# TASK PROMPT
Show all lines that include the string "ylabel"; copy each one.

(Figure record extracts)
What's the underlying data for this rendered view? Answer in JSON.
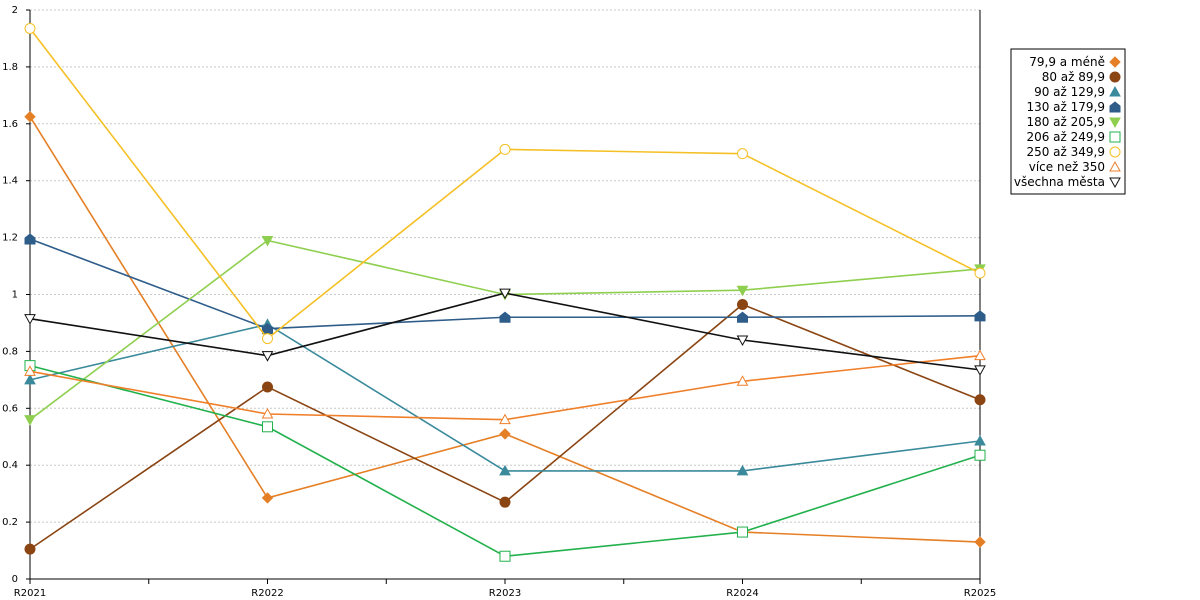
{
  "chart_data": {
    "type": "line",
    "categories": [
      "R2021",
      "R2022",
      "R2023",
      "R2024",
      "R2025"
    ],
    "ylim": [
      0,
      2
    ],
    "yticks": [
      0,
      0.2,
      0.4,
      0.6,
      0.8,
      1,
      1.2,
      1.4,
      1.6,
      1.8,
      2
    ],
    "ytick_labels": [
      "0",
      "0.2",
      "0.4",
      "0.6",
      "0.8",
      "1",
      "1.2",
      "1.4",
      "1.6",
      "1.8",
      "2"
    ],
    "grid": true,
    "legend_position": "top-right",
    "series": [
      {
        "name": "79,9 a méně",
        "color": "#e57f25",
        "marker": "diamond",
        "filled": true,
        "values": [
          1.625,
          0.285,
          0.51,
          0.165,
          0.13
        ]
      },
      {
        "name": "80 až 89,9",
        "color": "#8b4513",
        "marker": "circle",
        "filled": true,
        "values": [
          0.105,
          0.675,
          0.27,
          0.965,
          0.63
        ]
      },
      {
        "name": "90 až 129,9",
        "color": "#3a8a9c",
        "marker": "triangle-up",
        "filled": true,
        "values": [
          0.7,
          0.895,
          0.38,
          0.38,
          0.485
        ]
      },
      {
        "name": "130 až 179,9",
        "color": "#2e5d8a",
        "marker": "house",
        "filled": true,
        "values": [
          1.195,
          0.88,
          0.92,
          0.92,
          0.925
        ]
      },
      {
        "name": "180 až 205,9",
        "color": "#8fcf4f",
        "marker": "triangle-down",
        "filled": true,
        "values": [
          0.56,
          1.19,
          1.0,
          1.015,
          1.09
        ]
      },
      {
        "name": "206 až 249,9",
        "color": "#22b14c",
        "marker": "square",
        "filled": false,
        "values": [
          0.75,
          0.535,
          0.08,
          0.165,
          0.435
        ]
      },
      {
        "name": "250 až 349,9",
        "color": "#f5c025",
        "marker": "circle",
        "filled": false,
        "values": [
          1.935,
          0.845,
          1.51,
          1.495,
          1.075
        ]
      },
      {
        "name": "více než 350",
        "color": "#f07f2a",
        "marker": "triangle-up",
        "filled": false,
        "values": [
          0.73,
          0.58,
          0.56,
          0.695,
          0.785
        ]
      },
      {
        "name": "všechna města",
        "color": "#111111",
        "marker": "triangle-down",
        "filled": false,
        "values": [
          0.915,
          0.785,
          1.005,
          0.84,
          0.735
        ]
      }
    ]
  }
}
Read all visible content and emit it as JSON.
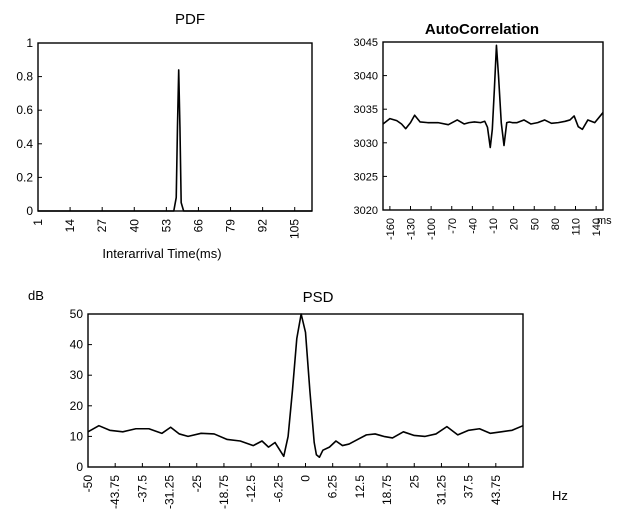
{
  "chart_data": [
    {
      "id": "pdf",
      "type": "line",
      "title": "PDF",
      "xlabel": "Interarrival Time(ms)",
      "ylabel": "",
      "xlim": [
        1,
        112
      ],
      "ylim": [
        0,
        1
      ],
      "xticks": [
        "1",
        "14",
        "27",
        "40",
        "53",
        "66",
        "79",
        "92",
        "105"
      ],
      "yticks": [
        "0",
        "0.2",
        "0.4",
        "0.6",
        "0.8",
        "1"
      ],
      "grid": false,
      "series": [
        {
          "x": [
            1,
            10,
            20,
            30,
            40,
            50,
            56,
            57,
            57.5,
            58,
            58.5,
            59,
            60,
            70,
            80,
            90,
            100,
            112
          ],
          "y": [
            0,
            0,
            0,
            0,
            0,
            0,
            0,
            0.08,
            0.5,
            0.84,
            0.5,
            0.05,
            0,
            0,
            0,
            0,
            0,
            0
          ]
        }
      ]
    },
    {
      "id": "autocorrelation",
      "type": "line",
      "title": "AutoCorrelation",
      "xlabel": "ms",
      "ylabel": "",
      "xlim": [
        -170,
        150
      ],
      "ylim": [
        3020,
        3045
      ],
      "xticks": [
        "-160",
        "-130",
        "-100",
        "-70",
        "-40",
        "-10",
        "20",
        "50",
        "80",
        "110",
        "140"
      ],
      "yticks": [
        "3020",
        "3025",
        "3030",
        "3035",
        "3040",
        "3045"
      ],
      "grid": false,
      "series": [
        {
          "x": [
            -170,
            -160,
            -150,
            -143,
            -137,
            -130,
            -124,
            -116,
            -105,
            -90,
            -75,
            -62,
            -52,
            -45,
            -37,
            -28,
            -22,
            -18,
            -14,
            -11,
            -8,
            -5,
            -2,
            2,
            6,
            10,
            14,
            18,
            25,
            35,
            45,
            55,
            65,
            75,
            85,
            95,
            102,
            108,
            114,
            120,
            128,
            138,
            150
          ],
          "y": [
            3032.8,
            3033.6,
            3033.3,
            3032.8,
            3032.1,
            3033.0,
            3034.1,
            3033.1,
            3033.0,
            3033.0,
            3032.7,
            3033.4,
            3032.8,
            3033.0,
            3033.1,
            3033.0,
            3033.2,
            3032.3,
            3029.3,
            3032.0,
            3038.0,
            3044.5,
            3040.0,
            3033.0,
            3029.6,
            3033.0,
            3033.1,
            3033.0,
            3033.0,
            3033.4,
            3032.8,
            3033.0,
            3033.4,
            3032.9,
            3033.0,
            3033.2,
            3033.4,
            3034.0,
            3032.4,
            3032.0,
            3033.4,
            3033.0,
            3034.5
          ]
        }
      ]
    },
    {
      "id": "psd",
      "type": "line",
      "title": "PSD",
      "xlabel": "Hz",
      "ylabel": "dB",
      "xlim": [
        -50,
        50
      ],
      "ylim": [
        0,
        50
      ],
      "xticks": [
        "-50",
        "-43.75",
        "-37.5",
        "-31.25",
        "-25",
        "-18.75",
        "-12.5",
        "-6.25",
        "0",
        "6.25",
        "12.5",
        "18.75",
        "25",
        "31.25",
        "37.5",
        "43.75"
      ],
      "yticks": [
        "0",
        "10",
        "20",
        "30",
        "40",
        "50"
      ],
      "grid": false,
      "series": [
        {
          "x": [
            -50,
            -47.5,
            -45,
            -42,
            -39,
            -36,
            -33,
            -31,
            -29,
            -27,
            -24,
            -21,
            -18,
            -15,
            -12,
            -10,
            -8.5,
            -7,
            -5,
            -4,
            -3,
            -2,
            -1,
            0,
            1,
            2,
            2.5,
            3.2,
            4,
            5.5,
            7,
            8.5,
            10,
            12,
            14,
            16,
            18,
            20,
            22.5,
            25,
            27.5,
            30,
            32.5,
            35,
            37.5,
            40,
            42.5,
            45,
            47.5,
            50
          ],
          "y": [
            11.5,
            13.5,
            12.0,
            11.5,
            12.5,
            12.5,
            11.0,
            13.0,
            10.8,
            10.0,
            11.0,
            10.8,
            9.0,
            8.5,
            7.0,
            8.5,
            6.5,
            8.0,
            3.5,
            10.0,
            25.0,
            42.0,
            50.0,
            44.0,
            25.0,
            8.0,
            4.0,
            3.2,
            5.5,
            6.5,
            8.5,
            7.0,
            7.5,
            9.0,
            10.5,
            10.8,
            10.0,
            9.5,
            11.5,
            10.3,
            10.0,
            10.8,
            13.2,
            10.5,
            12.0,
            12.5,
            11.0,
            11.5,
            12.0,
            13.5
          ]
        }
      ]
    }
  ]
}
==
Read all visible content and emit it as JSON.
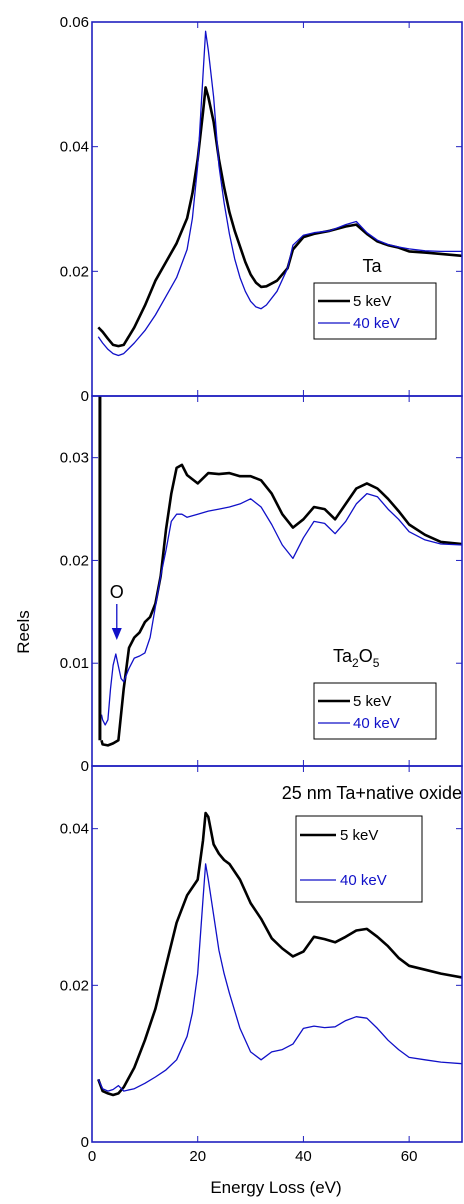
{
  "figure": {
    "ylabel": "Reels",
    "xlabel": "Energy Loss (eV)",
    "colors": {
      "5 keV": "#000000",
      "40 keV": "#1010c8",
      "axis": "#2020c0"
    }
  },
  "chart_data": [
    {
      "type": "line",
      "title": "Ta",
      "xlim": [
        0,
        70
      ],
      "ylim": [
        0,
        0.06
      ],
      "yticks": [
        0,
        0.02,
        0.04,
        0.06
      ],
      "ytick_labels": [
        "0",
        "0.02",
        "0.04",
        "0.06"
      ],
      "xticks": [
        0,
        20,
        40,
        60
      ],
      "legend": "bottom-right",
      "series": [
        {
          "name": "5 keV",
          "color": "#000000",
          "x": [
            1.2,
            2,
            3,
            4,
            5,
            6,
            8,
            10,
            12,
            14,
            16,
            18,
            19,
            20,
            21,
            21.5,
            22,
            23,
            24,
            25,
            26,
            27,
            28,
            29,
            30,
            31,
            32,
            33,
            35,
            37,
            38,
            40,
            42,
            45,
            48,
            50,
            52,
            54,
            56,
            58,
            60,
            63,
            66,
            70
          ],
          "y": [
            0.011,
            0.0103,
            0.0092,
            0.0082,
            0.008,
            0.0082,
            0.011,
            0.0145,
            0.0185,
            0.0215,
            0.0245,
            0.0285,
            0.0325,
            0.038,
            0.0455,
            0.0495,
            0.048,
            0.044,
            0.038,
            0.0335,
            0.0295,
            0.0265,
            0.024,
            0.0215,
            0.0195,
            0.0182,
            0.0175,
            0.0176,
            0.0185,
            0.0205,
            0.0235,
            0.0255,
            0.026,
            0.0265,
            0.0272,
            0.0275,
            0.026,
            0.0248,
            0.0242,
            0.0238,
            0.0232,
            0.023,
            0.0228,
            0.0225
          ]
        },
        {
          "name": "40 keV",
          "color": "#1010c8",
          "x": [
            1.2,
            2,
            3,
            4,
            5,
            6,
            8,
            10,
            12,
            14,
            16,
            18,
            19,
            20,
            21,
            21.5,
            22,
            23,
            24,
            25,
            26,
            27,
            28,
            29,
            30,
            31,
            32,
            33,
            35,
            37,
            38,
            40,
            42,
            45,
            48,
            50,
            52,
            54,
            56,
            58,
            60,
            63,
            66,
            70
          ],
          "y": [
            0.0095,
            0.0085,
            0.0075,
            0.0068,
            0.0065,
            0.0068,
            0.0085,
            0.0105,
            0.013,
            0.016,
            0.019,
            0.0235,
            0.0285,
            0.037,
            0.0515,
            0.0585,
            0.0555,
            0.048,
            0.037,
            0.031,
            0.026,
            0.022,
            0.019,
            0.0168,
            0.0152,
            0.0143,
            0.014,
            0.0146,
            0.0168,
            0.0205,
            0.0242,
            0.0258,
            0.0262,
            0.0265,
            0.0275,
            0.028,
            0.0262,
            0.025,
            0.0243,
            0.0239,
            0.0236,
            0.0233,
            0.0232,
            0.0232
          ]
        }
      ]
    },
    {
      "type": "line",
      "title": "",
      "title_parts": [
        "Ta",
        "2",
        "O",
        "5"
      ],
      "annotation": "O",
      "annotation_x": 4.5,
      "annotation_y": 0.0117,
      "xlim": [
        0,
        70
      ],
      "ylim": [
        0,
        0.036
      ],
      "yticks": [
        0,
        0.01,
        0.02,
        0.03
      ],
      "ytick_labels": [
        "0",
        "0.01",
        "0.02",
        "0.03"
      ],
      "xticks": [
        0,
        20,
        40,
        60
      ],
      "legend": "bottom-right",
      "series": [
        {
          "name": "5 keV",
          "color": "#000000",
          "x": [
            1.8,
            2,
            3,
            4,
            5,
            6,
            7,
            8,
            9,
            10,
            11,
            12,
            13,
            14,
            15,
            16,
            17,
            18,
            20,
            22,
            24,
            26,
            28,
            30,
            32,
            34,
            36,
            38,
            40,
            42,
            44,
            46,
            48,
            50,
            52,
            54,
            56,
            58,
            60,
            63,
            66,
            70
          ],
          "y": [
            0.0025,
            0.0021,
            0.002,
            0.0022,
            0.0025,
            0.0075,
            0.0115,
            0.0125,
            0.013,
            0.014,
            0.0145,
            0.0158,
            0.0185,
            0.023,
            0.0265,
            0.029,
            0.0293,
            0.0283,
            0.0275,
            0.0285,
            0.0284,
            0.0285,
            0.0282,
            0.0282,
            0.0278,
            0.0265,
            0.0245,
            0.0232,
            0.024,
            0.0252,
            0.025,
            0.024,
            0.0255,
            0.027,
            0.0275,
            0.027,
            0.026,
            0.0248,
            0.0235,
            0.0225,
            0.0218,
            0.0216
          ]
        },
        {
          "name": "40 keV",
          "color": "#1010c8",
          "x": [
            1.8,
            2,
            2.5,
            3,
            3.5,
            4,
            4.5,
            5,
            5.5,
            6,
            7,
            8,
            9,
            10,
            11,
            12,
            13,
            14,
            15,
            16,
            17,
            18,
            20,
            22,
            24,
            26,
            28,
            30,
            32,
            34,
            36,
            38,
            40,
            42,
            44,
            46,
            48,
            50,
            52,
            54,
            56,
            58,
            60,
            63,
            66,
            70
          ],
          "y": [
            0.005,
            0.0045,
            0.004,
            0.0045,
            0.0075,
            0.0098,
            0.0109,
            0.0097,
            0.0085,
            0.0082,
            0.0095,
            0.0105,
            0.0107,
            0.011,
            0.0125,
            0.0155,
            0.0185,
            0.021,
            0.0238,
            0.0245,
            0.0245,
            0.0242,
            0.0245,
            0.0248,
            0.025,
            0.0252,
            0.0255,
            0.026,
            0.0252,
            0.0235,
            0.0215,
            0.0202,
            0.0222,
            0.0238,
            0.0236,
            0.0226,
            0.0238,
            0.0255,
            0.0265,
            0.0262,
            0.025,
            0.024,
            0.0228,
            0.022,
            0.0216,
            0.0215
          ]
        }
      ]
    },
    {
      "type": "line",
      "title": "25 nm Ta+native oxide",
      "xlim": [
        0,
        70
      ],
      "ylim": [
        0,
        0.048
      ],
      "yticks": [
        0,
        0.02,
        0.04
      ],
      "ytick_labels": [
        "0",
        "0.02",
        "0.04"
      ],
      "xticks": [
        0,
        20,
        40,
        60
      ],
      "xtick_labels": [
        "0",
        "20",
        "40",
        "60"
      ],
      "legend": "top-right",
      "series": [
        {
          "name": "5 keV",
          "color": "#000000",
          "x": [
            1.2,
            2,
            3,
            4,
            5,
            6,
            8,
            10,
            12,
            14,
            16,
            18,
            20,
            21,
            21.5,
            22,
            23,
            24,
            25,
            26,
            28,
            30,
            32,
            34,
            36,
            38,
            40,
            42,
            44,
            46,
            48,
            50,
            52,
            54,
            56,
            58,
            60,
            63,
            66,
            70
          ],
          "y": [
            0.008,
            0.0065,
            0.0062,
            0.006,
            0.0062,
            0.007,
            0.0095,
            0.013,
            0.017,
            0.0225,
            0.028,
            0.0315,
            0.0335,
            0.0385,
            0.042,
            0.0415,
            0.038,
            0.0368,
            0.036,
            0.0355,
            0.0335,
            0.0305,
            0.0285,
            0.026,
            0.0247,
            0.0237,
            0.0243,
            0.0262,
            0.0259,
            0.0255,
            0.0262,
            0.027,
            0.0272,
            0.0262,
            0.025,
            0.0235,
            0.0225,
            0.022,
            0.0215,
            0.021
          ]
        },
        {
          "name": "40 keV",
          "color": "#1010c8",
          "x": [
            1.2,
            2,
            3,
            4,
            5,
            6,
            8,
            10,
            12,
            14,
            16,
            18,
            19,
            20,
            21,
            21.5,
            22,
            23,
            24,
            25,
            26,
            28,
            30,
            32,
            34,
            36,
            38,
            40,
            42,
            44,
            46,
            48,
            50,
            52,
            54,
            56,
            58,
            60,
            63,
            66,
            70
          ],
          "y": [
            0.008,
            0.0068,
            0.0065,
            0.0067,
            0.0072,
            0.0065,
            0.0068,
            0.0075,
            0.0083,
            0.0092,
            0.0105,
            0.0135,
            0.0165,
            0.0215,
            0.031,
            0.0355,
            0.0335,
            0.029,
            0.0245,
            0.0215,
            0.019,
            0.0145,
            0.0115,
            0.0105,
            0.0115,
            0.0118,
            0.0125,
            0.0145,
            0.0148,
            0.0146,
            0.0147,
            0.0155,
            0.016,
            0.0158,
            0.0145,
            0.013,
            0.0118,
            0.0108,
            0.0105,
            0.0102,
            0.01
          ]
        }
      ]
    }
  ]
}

# FINAL RESULT
      "ylabel": "",
      "ylabel": "",
      "ylabel": "dB",
    "ylabel": "Reels",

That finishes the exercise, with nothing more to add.